> WRITTEN REQUEST A: Write out the part of the passage on visionOS client performance that opens with the words containing "The primary indicator" and closes with "for your experience.", with no changes.

> READING PASSAGE:
RR - [Pose to Present Latency]: [mean 71.59 ms, min 70.35 ms, max 73.41 ms, diff 3.06 ms]
RR - [Pose to Present Latency]: [mean 71.72 ms, min 71.09 ms, max 73.35 ms, diff 2.26 ms]
RR - [Pose to Present Latency]: [mean 71.64 ms, min 70.11 ms, max 73.12 ms, diff 3.01 ms]

visionOS Client Performance#

If the client is not running smoothly (gestures are not smooth, 3D-model appears jittery), it could be due to SwiftUI updates, which can affect client performance.

The primary indicator of a client performance issue is the pose rate being lower than the device’s refresh rate (90Hz/100Hz depending on location).

We have typically observed this when performing frequent SwiftUI updates - UI updates should only happen on user interaction events, and any UI update logic must be quiescent when just viewing the content.

Lighting & Content Best Practices#

HDRI#

Digital Twins in Volume mode look best when they have accurate lighting of the space they’re in. Apple does not provide the environment map generated from the Vision Pro for use in Omniverse. Sébastien Lagarde has a definitive guide “An Artist-Friendly Workflow for Panoramic HDRI” (siggraph 2016) for capturing high quality HDRI’s. Alternatively, a device like a Richoh Theta Z1 with their HDRI Capture Plugin can also allow you to quickly capture HDRI’s for your experience.

We recommend tuning the intensity and color of your HDRI while wearing the device to ensure the asset looks believable.

> WRITTEN REQUEST B: From the rows below, repeat verbatim the part that opens with the line containing "data-point <box>131 311 133 314</box>" and closes with the line containing "data-point <box>467 106 470 109</box>", including both of those lines.

> DATA SHOWN:
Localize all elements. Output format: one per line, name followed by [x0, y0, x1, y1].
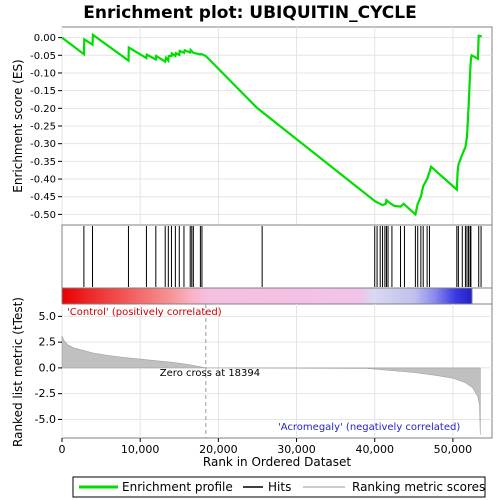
ranking-colorbar-tail: [471, 287, 493, 305]
legend-box: [72, 476, 486, 498]
es-ytick-label: -0.30: [30, 139, 56, 150]
metric-xlabel: Rank in Ordered Dataset: [203, 455, 351, 469]
es-ytick-label: 0.00: [34, 33, 56, 44]
ranking-colorbar-strip: [61, 287, 473, 305]
legend-label-enrichment: Enrichment profile: [122, 480, 233, 494]
legend-label-metric: Ranking metric scores: [352, 480, 485, 494]
metric-xtick-label: 30,000: [277, 443, 316, 456]
zero-cross-label: Zero cross at 18394: [160, 368, 260, 379]
metric-ylabel: Ranked list metric (tTest): [11, 297, 25, 447]
chart-title: Enrichment plot: UBIQUITIN_CYCLE: [83, 3, 416, 23]
es-ytick-label: -0.15: [30, 86, 56, 97]
metric-ytick-label: 2.5: [39, 336, 57, 349]
legend-label-hits: Hits: [268, 480, 291, 494]
metric-ytick-label: -2.5: [35, 387, 56, 400]
positive-correlation-label: 'Control' (positively correlated): [67, 307, 222, 318]
metric-ytick-label: -5.0: [35, 413, 56, 426]
es-panel: 0.00 -0.05 -0.10 -0.15 -0.20 -0.25 -0.30 -0.35 -…: [11, 26, 493, 226]
es-ytick-label: -0.40: [30, 175, 56, 186]
metric-xtick-label: 50,000: [434, 443, 473, 456]
metric-xtick-label: 40,000: [355, 443, 394, 456]
es-ytick-label: -0.05: [30, 51, 56, 62]
ranking-colorbar: [61, 287, 493, 305]
es-ytick-label: -0.50: [30, 210, 56, 221]
metric-xtick-label: 20,000: [199, 443, 238, 456]
es-ytick-label: -0.45: [30, 192, 56, 203]
es-ytick-label: -0.20: [30, 104, 56, 115]
es-ytick-label: -0.10: [30, 68, 56, 79]
metric-ytick-label: 0.0: [39, 361, 57, 374]
metric-xtick-label: 0: [59, 443, 66, 456]
metric-panel: Zero cross at 18394 'Control' (positivel…: [11, 297, 493, 469]
es-ytick-label: -0.35: [30, 157, 56, 168]
es-ylabel: Enrichment score (ES): [11, 59, 25, 192]
hits-panel: [61, 224, 493, 289]
enrichment-profile-line: [61, 32, 483, 217]
metric-ytick-label: 5.0: [39, 310, 57, 323]
es-ytick-label: -0.25: [30, 122, 56, 133]
legend: Enrichment profile Hits Ranking metric s…: [72, 476, 486, 498]
hits-frame: [61, 224, 493, 289]
negative-correlation-label: 'Acromegaly' (negatively correlated): [278, 422, 460, 433]
metric-xtick-label: 10,000: [121, 443, 160, 456]
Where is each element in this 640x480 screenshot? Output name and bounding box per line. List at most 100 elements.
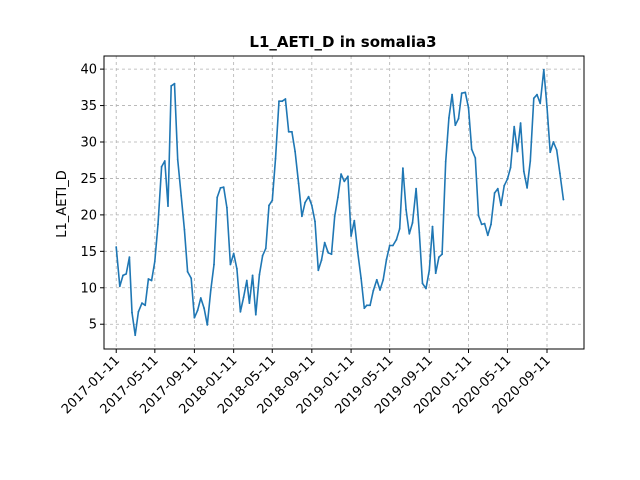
data-point <box>131 311 133 314</box>
data-point <box>369 304 371 307</box>
data-point <box>460 92 463 95</box>
plot-frame <box>103 55 585 350</box>
data-point <box>363 307 366 310</box>
data-point <box>128 256 131 259</box>
data-point <box>183 228 186 231</box>
y-tick-label: 5 <box>89 318 97 333</box>
data-point <box>503 184 506 187</box>
y-tick-label: 30 <box>80 136 97 151</box>
data-point <box>490 223 492 226</box>
data-point <box>239 310 242 313</box>
data-point <box>291 130 293 133</box>
data-point <box>448 117 450 119</box>
data-point <box>415 187 417 190</box>
data-point <box>261 254 264 257</box>
data-point <box>444 160 447 163</box>
data-point <box>160 165 163 168</box>
data-point <box>418 231 421 234</box>
data-point <box>307 195 310 198</box>
y-tick-label: 40 <box>80 63 97 78</box>
data-point <box>176 158 179 161</box>
data-point <box>203 307 206 310</box>
data-point <box>425 287 427 290</box>
data-point <box>226 206 228 209</box>
data-point <box>216 196 219 199</box>
data-point <box>431 225 434 228</box>
data-point <box>467 106 470 109</box>
data-point <box>555 149 558 151</box>
data-point <box>301 215 303 218</box>
data-point <box>141 302 143 304</box>
y-axis: 5 10 15 20 25 30 35 40 <box>80 63 104 333</box>
data-point <box>496 187 499 190</box>
data-point <box>536 93 538 96</box>
data-point <box>258 273 261 276</box>
data-point <box>395 238 398 241</box>
data-point <box>441 253 443 256</box>
data-point <box>271 199 274 202</box>
data-point <box>219 187 222 189</box>
data-point <box>245 279 248 282</box>
data-point <box>186 270 189 273</box>
data-point <box>115 246 118 248</box>
data-point <box>470 148 473 151</box>
data-point <box>125 273 128 275</box>
data-point <box>310 204 313 207</box>
data-point <box>323 241 326 244</box>
data-point <box>562 198 565 201</box>
data-point <box>333 215 336 218</box>
data-point <box>493 192 496 194</box>
y-tick-label: 10 <box>80 281 97 296</box>
data-point <box>513 125 516 128</box>
data-point <box>242 296 245 299</box>
data-point <box>337 196 339 199</box>
data-point <box>519 122 522 124</box>
data-point <box>287 130 290 133</box>
data-point <box>375 278 378 281</box>
data-point <box>122 274 124 277</box>
data-point <box>137 310 140 313</box>
data-point <box>539 102 542 105</box>
data-point <box>392 244 394 247</box>
y-tick-label: 20 <box>80 208 97 223</box>
data-point <box>408 232 411 235</box>
data-point <box>480 223 483 226</box>
y-tick-label: 35 <box>80 99 97 114</box>
data-point <box>196 309 199 312</box>
data-point <box>150 279 153 282</box>
data-point <box>294 150 296 153</box>
data-point <box>552 141 555 143</box>
data-point <box>173 82 176 85</box>
data-point <box>532 97 535 100</box>
data-point <box>320 259 323 261</box>
data-point <box>153 260 156 263</box>
data-point <box>529 160 532 162</box>
data-point <box>193 316 196 319</box>
data-point <box>434 272 437 275</box>
data-point <box>464 91 467 94</box>
data-point <box>274 157 277 160</box>
data-point <box>170 85 173 87</box>
data-point <box>398 227 401 230</box>
y-axis-label: L1_AETI_D <box>55 170 70 237</box>
data-point <box>411 222 414 224</box>
chart-title: L1_AETI_D in somalia3 <box>249 33 436 51</box>
data-point <box>522 170 525 173</box>
data-point <box>222 186 225 189</box>
data-point <box>264 247 267 250</box>
data-point <box>248 302 251 304</box>
data-point <box>372 289 375 292</box>
data-point <box>546 106 548 108</box>
data-point <box>516 150 519 153</box>
data-point <box>347 175 349 178</box>
data-point <box>457 117 460 120</box>
data-point <box>163 160 166 162</box>
data-point <box>549 151 552 154</box>
data-point <box>365 304 368 307</box>
data-point <box>229 263 232 266</box>
data-point <box>428 269 431 272</box>
data-point <box>144 304 147 307</box>
data-point <box>356 251 359 254</box>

> EXERCISE ANSWER A:
The primary indicator of a client performance issue is the pose rate being lower than the device’s refresh rate (90Hz/100Hz depending on location).

We have typically observed this when performing frequent SwiftUI updates - UI updates should only happen on user interaction events, and any UI update logic must be quiescent when just viewing the content.

Lighting & Content Best Practices#

HDRI#

Digital Twins in Volume mode look best when they have accurate lighting of the space they’re in. Apple does not provide the environment map generated from the Vision Pro for use in Omniverse. Sébastien Lagarde has a definitive guide “An Artist-Friendly Workflow for Panoramic HDRI” (siggraph 2016) for capturing high quality HDRI’s. Alternatively, a device like a Richoh Theta Z1 with their HDRI Capture Plugin can also allow you to quickly capture HDRI’s for your experience.

> EXERCISE ANSWER B:
data-point <box>131 311 133 314</box>
data-point <box>369 304 371 307</box>
data-point <box>460 92 463 95</box>
plot-frame <box>103 55 585 350</box>
data-point <box>363 307 366 310</box>
data-point <box>128 256 131 259</box>
data-point <box>183 228 186 231</box>
y-tick-label: 5 <box>89 318 97 333</box>
data-point <box>503 184 506 187</box>
y-tick-label: 30 <box>80 136 97 151</box>
data-point <box>490 223 492 226</box>
data-point <box>239 310 242 313</box>
data-point <box>291 130 293 133</box>
data-point <box>448 117 450 119</box>
data-point <box>415 187 417 190</box>
data-point <box>261 254 264 257</box>
data-point <box>444 160 447 163</box>
data-point <box>160 165 163 168</box>
data-point <box>418 231 421 234</box>
data-point <box>307 195 310 198</box>
y-tick-label: 40 <box>80 63 97 78</box>
data-point <box>176 158 179 161</box>
data-point <box>203 307 206 310</box>
data-point <box>425 287 427 290</box>
data-point <box>226 206 228 209</box>
data-point <box>216 196 219 199</box>
data-point <box>431 225 434 228</box>
data-point <box>467 106 470 109</box>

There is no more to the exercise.